**DIRECTIONS:** Below is a listing. Gather each line of it that contains "page".

**ENTRIES PROVIDED:**
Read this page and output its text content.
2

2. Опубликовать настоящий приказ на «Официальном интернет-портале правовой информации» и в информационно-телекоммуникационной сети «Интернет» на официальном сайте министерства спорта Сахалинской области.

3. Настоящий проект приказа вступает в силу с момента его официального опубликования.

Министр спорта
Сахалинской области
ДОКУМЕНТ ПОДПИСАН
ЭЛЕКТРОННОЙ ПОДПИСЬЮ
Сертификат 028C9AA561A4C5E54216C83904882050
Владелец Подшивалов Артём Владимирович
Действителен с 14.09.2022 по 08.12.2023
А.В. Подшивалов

--

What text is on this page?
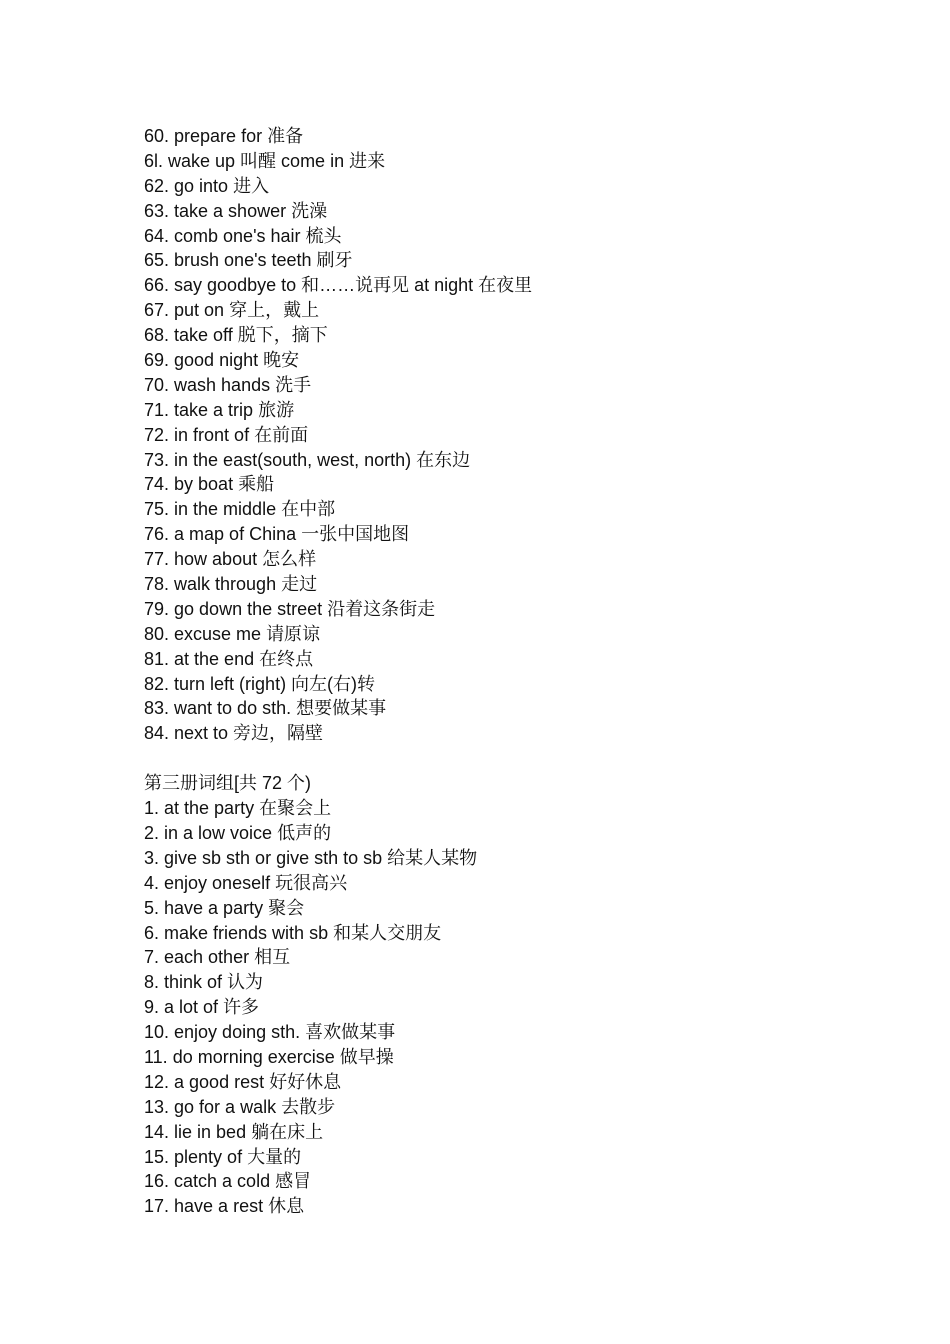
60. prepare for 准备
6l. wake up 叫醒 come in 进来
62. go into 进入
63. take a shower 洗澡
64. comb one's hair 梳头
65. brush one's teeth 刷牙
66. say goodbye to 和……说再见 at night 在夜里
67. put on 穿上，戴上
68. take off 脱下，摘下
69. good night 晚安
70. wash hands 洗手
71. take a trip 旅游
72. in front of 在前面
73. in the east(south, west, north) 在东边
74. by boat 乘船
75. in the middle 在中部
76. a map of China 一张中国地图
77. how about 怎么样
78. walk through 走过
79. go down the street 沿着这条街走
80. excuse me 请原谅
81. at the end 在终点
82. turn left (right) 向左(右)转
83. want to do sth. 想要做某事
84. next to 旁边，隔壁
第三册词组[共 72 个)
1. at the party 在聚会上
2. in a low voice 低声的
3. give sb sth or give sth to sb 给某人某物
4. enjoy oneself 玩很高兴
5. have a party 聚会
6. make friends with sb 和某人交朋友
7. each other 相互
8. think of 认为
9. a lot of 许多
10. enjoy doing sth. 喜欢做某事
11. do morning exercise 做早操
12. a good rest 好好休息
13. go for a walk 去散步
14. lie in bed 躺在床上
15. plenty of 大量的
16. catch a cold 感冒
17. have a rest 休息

**EXERCISE RESPONSE:**
Read this page and output its text content.
What text is on this page?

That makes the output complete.